• DATA IN THIS EXERCISE
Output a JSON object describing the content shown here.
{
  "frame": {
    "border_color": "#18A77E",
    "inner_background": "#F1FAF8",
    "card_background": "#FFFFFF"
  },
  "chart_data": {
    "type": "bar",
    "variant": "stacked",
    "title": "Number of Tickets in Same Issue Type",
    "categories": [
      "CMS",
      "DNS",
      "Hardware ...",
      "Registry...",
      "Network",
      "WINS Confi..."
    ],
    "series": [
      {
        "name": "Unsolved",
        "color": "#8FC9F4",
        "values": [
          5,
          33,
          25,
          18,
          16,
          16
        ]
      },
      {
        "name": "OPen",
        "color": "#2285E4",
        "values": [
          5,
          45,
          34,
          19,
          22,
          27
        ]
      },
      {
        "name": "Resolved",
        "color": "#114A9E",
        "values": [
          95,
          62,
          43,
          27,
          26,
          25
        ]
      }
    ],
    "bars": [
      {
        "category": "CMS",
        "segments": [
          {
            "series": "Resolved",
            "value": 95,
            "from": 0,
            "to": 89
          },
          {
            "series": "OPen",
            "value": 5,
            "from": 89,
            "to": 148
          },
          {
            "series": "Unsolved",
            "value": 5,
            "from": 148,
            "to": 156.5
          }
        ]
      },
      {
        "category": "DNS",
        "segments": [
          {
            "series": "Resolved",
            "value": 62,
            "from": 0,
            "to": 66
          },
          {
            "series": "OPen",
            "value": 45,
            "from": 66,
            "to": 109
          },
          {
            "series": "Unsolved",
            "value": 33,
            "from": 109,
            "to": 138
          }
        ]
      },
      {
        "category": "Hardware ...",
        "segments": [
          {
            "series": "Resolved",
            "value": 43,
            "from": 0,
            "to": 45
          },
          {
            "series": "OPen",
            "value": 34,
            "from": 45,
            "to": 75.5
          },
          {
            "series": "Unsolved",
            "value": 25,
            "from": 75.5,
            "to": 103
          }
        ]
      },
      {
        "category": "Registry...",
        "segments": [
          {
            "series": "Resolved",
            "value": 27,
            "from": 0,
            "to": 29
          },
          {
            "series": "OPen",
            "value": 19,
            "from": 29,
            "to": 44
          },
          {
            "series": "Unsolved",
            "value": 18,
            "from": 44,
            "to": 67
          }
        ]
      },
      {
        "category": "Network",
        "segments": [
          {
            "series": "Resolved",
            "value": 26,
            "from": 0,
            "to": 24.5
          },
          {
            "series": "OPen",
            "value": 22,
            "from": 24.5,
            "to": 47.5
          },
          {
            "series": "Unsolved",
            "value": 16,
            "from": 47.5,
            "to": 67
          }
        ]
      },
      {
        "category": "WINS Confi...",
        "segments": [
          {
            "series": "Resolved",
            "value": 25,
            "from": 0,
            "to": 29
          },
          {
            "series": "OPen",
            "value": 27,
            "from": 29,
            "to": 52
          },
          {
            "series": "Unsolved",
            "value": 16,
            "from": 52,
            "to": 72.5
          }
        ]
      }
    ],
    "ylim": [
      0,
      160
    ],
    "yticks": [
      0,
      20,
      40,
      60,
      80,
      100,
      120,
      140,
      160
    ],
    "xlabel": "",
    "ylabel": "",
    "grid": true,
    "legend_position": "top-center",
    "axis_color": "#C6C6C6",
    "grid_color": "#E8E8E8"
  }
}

• TASK GOAL
Recite the full listing above exactly.

• REPLY
Output a JSON object describing the content shown here.
{
  "frame": {
    "border_color": "#18A77E",
    "inner_background": "#F1FAF8",
    "card_background": "#FFFFFF"
  },
  "chart_data": {
    "type": "bar",
    "variant": "stacked",
    "title": "Number of Tickets in Same Issue Type",
    "categories": [
      "CMS",
      "DNS",
      "Hardware ...",
      "Registry...",
      "Network",
      "WINS Confi..."
    ],
    "series": [
      {
        "name": "Unsolved",
        "color": "#8FC9F4",
        "values": [
          5,
          33,
          25,
          18,
          16,
          16
        ]
      },
      {
        "name": "OPen",
        "color": "#2285E4",
        "values": [
          5,
          45,
          34,
          19,
          22,
          27
        ]
      },
      {
        "name": "Resolved",
        "color": "#114A9E",
        "values": [
          95,
          62,
          43,
          27,
          26,
          25
        ]
      }
    ],
    "bars": [
      {
        "category": "CMS",
        "segments": [
          {
            "series": "Resolved",
            "value": 95,
            "from": 0,
            "to": 89
          },
          {
            "series": "OPen",
            "value": 5,
            "from": 89,
            "to": 148
          },
          {
            "series": "Unsolved",
            "value": 5,
            "from": 148,
            "to": 156.5
          }
        ]
      },
      {
        "category": "DNS",
        "segments": [
          {
            "series": "Resolved",
            "value": 62,
            "from": 0,
            "to": 66
          },
          {
            "series": "OPen",
            "value": 45,
            "from": 66,
            "to": 109
          },
          {
            "series": "Unsolved",
            "value": 33,
            "from": 109,
            "to": 138
          }
        ]
      },
      {
        "category": "Hardware ...",
        "segments": [
          {
            "series": "Resolved",
            "value": 43,
            "from": 0,
            "to": 45
          },
          {
            "series": "OPen",
            "value": 34,
            "from": 45,
            "to": 75.5
          },
          {
            "series": "Unsolved",
            "value": 25,
            "from": 75.5,
            "to": 103
          }
        ]
      },
      {
        "category": "Registry...",
        "segments": [
          {
            "series": "Resolved",
            "value": 27,
            "from": 0,
            "to": 29
          },
          {
            "series": "OPen",
            "value": 19,
            "from": 29,
            "to": 44
          },
          {
            "series": "Unsolved",
            "value": 18,
            "from": 44,
            "to": 67
          }
        ]
      },
      {
        "category": "Network",
        "segments": [
          {
            "series": "Resolved",
            "value": 26,
            "from": 0,
            "to": 24.5
          },
          {
            "series": "OPen",
            "value": 22,
            "from": 24.5,
            "to": 47.5
          },
          {
            "series": "Unsolved",
            "value": 16,
            "from": 47.5,
            "to": 67
          }
        ]
      },
      {
        "category": "WINS Confi...",
        "segments": [
          {
            "series": "Resolved",
            "value": 25,
            "from": 0,
            "to": 29
          },
          {
            "series": "OPen",
            "value": 27,
            "from": 29,
            "to": 52
          },
          {
            "series": "Unsolved",
            "value": 16,
            "from": 52,
            "to": 72.5
          }
        ]
      }
    ],
    "ylim": [
      0,
      160
    ],
    "yticks": [
      0,
      20,
      40,
      60,
      80,
      100,
      120,
      140,
      160
    ],
    "xlabel": "",
    "ylabel": "",
    "grid": true,
    "legend_position": "top-center",
    "axis_color": "#C6C6C6",
    "grid_color": "#E8E8E8"
  }
}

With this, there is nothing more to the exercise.